-- Aim of the exercise --
Copy out all lines of the records in which the word "phôc" appears.

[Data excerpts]
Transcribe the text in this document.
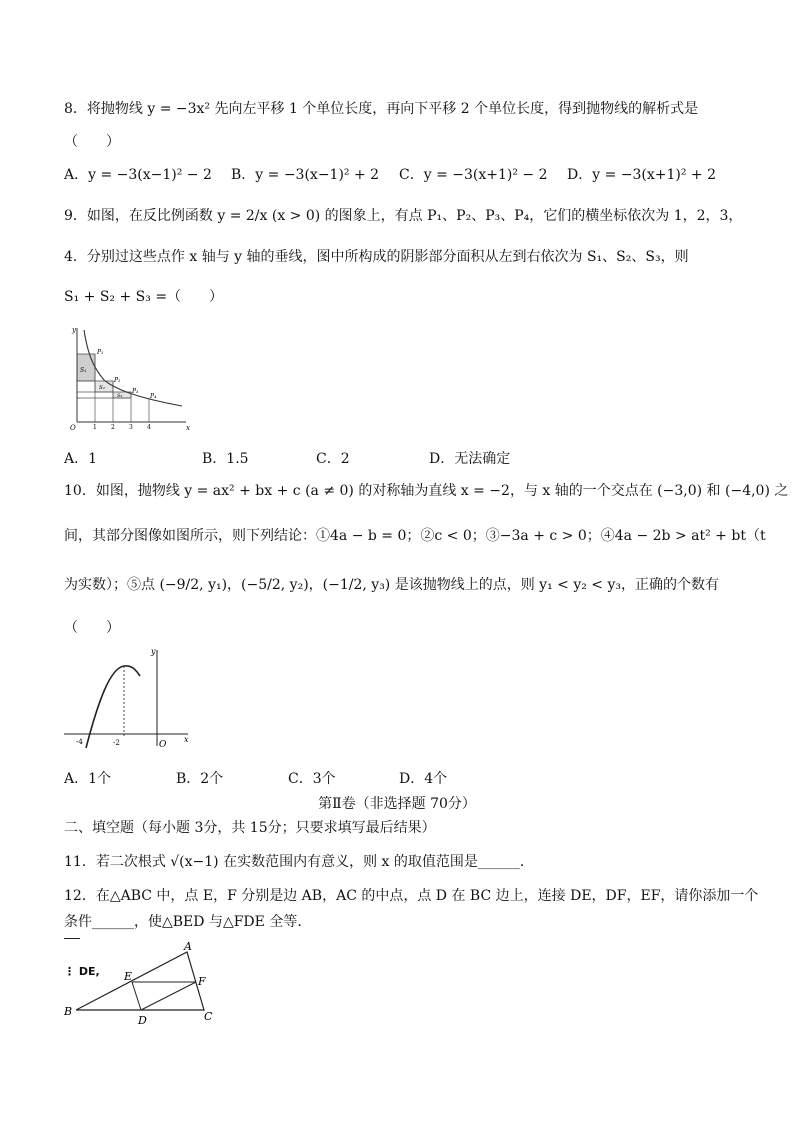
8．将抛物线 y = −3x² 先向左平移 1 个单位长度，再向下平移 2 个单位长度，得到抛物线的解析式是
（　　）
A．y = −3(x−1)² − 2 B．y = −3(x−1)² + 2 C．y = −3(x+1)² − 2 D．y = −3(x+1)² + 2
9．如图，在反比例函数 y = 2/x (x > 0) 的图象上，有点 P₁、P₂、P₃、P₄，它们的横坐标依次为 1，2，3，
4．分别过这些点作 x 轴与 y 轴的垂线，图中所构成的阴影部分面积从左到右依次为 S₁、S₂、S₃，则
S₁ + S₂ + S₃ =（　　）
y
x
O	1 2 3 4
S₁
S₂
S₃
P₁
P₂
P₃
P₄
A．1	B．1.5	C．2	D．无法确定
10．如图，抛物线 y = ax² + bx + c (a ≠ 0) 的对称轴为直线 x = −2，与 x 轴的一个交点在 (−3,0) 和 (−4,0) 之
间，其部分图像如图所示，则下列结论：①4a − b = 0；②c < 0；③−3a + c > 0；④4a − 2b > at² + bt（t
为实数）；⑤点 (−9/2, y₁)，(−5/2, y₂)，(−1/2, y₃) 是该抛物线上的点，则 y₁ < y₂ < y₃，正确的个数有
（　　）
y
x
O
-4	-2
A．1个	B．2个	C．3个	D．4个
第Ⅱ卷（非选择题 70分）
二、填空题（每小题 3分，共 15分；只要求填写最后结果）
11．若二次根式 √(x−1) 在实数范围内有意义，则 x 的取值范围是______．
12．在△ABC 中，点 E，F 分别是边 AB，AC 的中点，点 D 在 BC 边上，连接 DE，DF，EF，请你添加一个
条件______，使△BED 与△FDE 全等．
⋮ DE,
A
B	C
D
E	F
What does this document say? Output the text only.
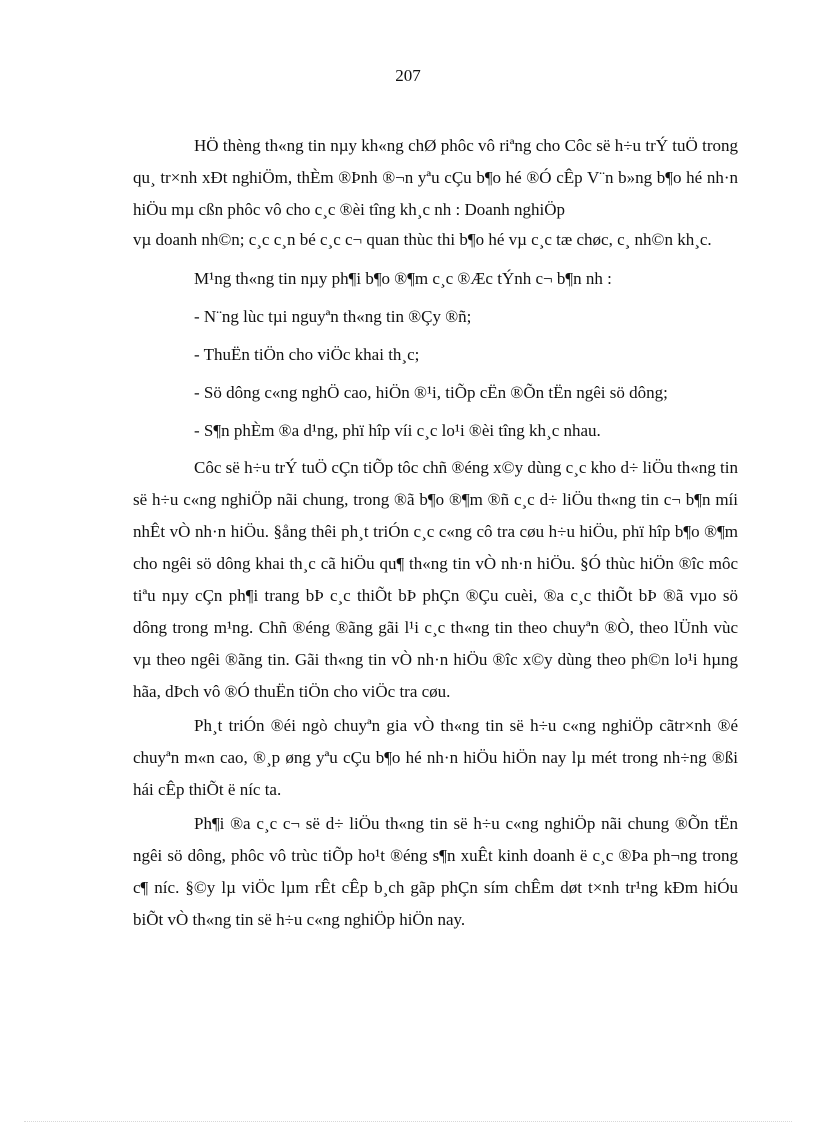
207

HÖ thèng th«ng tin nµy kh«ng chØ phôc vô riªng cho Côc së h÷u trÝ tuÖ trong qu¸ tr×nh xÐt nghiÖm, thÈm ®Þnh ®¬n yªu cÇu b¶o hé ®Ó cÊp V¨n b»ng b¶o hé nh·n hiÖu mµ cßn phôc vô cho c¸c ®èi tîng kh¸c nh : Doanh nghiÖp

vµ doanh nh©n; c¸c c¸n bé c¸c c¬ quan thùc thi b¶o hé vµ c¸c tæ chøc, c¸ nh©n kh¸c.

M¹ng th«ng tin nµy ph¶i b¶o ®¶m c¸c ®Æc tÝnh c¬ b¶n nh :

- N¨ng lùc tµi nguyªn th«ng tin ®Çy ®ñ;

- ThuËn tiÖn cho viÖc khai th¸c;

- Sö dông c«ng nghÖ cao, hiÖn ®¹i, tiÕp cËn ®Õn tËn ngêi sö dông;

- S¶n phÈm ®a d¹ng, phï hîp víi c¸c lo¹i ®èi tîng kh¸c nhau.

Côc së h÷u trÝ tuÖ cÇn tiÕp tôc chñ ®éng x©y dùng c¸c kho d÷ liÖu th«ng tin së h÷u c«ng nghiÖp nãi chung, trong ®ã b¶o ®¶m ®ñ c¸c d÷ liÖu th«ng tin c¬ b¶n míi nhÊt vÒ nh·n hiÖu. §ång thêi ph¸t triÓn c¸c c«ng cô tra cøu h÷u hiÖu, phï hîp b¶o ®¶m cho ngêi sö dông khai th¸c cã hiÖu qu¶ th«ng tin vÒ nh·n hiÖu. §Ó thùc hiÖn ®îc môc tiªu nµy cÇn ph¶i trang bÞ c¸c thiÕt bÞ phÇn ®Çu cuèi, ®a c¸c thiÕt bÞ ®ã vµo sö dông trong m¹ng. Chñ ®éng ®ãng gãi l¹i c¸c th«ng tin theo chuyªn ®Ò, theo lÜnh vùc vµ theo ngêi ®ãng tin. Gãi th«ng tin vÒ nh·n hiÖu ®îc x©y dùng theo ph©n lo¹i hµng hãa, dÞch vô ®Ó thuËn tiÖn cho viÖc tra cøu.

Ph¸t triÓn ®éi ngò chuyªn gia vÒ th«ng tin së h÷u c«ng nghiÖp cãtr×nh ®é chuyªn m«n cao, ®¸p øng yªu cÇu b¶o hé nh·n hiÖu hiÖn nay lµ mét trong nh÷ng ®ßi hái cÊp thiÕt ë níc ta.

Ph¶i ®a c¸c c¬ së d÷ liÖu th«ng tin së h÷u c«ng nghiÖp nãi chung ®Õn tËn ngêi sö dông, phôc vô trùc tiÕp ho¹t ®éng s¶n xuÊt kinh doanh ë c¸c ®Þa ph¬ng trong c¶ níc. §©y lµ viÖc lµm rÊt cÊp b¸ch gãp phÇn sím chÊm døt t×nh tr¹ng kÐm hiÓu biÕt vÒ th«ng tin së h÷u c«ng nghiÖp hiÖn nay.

-- Solution to the exercise --
HÖ thèng th«ng tin nµy kh«ng chØ phôc vô riªng cho Côc së h÷u trÝ tuÖ trong qu¸ tr×nh xÐt nghiÖm, thÈm ®Þnh ®¬n yªu cÇu b¶o hé ®Ó cÊp V¨n b»ng b¶o hé nh·n hiÖu mµ cßn phôc vô cho c¸c ®èi tîng kh¸c nh : Doanh nghiÖp
Ph¶i ®a c¸c c¬ së d÷ liÖu th«ng tin së h÷u c«ng nghiÖp nãi chung ®Õn tËn ngêi sö dông, phôc vô trùc tiÕp ho¹t ®éng s¶n xuÊt kinh doanh ë c¸c ®Þa ph¬ng trong c¶ níc. §©y lµ viÖc lµm rÊt cÊp b¸ch gãp phÇn sím chÊm døt t×nh tr¹ng kÐm hiÓu biÕt vÒ th«ng tin së h÷u c«ng nghiÖp hiÖn nay.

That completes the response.